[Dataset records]
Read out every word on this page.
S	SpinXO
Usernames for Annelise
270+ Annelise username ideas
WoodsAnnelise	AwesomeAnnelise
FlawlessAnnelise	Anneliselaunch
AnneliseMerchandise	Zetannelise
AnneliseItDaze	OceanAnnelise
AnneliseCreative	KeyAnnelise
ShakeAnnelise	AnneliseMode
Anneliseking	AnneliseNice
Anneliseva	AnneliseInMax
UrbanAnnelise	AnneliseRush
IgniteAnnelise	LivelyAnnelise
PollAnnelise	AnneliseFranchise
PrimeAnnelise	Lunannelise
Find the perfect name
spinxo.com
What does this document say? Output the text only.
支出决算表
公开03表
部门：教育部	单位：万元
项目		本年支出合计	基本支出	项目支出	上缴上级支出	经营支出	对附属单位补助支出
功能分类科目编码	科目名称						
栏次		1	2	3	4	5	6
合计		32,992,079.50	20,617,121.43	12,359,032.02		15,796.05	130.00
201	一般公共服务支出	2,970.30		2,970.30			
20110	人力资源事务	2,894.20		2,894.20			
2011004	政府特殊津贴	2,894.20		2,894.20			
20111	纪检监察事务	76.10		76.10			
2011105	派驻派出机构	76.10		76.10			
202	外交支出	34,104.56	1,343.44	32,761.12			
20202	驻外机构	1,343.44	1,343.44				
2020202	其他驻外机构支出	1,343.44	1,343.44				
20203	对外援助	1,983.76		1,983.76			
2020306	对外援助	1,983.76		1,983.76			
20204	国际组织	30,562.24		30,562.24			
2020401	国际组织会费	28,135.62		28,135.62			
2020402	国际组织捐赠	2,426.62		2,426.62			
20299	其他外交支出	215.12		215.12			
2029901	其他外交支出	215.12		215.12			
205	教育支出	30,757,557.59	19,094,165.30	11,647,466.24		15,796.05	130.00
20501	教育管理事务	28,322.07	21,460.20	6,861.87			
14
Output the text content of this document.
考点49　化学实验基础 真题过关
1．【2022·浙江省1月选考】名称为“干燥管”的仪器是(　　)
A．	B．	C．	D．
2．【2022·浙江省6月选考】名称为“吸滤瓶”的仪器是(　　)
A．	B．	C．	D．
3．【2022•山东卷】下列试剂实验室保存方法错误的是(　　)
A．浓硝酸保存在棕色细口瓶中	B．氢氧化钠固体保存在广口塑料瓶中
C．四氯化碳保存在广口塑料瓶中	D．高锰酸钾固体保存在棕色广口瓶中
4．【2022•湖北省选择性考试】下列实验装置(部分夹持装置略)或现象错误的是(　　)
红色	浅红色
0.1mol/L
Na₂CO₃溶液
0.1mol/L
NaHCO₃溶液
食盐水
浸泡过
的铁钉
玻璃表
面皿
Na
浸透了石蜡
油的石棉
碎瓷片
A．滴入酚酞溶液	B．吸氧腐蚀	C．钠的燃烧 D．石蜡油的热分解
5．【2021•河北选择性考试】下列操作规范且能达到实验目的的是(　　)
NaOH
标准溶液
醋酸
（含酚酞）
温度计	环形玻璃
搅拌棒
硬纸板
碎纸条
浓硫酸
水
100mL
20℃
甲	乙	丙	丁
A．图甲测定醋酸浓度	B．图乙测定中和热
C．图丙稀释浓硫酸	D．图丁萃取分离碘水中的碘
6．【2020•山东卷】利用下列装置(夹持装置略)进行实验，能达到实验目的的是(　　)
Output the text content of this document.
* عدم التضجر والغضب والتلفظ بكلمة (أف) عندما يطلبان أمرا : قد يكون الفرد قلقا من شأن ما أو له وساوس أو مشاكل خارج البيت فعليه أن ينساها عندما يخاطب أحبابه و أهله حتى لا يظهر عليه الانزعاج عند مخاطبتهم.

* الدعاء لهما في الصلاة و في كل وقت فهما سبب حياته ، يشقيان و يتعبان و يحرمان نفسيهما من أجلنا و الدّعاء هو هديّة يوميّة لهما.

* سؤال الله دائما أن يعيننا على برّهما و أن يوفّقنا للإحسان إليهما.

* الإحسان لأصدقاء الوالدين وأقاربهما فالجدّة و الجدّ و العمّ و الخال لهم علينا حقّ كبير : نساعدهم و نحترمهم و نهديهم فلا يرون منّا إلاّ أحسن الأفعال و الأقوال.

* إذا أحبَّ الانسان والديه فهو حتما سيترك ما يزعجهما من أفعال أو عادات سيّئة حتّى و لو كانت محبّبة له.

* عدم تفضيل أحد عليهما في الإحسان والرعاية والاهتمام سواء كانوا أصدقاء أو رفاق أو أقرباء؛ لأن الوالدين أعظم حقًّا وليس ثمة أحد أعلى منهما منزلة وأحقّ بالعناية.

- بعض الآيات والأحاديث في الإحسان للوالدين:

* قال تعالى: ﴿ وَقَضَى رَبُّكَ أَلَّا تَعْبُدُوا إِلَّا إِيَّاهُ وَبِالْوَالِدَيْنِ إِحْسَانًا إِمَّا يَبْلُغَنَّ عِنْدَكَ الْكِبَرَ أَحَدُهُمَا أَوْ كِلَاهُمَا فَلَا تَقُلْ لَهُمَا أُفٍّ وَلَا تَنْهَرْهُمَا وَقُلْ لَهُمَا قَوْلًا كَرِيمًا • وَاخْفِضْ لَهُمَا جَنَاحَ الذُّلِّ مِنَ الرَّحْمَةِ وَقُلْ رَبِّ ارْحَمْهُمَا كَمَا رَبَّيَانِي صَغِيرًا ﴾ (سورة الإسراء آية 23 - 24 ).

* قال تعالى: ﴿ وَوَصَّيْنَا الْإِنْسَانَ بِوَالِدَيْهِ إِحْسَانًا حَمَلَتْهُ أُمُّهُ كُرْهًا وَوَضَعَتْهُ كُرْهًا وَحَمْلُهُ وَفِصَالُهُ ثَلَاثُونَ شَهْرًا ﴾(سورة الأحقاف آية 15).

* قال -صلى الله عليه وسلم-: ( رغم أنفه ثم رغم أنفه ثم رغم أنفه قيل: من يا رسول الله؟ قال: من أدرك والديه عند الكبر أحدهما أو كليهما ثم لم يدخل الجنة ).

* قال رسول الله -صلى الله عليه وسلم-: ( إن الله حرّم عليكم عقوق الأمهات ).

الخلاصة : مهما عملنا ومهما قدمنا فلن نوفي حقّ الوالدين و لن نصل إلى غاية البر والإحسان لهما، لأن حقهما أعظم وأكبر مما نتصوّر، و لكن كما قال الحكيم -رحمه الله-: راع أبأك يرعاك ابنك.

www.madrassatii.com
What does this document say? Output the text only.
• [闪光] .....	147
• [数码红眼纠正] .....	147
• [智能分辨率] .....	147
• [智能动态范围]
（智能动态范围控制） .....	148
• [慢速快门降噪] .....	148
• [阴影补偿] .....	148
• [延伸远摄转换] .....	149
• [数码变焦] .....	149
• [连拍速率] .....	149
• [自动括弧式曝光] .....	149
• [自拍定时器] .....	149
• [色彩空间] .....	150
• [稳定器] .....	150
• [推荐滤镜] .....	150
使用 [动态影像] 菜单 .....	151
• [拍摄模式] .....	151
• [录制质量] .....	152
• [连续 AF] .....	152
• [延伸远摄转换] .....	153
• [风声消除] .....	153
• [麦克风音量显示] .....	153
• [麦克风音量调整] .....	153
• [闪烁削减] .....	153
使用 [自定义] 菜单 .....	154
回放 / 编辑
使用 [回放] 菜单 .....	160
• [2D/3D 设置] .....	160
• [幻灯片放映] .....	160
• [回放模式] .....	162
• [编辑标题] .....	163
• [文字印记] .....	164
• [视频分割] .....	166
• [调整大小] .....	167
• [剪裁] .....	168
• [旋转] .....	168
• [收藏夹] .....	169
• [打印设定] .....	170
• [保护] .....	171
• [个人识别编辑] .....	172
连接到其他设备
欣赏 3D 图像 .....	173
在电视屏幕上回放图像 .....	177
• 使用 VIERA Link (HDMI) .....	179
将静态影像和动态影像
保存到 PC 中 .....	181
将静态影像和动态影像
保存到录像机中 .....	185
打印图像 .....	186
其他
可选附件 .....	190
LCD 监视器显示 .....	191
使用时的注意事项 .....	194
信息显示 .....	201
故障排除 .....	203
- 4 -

§ Exercise: What is the number of lines in the data that hold the word "رسول"? Reply with that number and nothing else.

§ Task result: 2